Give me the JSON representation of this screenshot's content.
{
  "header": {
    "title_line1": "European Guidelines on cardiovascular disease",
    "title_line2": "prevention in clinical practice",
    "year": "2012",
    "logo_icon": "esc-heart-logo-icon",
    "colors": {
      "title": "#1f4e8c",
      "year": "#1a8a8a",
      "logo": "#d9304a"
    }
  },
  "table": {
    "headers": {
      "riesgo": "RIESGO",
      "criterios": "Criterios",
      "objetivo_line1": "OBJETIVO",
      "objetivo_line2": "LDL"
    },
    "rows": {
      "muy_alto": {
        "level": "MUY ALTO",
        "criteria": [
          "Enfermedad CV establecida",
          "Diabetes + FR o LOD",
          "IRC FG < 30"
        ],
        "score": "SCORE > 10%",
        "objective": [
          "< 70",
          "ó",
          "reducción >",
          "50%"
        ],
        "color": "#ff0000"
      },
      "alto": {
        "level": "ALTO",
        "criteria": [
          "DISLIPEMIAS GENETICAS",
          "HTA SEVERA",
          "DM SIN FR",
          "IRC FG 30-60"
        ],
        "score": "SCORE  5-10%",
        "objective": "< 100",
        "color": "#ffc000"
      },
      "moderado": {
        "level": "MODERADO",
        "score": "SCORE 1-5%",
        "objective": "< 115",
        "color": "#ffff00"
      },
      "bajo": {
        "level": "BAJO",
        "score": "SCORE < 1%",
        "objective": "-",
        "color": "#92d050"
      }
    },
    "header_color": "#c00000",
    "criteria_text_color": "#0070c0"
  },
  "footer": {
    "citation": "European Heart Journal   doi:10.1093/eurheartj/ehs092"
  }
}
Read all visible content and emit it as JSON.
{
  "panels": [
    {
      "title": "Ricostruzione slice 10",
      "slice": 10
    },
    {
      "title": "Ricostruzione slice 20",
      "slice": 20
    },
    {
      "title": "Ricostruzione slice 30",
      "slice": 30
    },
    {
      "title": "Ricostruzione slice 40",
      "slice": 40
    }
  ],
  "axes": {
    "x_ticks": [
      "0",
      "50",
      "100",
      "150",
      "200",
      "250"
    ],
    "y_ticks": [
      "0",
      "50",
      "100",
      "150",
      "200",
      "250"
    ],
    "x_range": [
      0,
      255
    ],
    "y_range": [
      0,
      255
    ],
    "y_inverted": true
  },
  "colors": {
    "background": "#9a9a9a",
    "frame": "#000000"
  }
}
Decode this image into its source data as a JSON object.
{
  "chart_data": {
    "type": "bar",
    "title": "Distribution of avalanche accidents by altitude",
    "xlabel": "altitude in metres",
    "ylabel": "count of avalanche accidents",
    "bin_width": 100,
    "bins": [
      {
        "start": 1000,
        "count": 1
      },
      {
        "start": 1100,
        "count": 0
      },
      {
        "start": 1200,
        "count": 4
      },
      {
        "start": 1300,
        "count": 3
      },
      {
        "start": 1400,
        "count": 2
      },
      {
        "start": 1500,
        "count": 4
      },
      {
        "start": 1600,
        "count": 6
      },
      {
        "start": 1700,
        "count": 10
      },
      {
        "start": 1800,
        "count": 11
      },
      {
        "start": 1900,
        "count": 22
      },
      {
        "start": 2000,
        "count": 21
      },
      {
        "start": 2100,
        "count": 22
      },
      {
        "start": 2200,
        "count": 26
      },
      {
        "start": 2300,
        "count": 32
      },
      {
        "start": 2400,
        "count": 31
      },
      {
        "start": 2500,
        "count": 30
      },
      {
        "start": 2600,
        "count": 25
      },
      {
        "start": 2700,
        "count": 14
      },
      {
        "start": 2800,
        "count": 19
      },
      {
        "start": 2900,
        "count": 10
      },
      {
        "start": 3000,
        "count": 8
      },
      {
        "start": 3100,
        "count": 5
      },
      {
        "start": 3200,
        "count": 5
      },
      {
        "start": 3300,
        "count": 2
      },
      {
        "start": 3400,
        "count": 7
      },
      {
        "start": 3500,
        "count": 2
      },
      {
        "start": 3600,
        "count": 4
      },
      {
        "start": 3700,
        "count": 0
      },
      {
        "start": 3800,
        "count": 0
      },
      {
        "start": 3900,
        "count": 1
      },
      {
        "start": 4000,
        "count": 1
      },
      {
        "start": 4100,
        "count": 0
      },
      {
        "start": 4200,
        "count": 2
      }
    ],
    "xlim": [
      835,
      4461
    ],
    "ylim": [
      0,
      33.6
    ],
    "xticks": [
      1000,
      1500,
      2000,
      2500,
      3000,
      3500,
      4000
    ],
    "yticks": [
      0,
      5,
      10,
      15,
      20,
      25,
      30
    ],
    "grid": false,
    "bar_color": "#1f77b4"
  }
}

The task:
What is the number of lines in the data holding the word "European"? Reply with that number only.

Reply:
2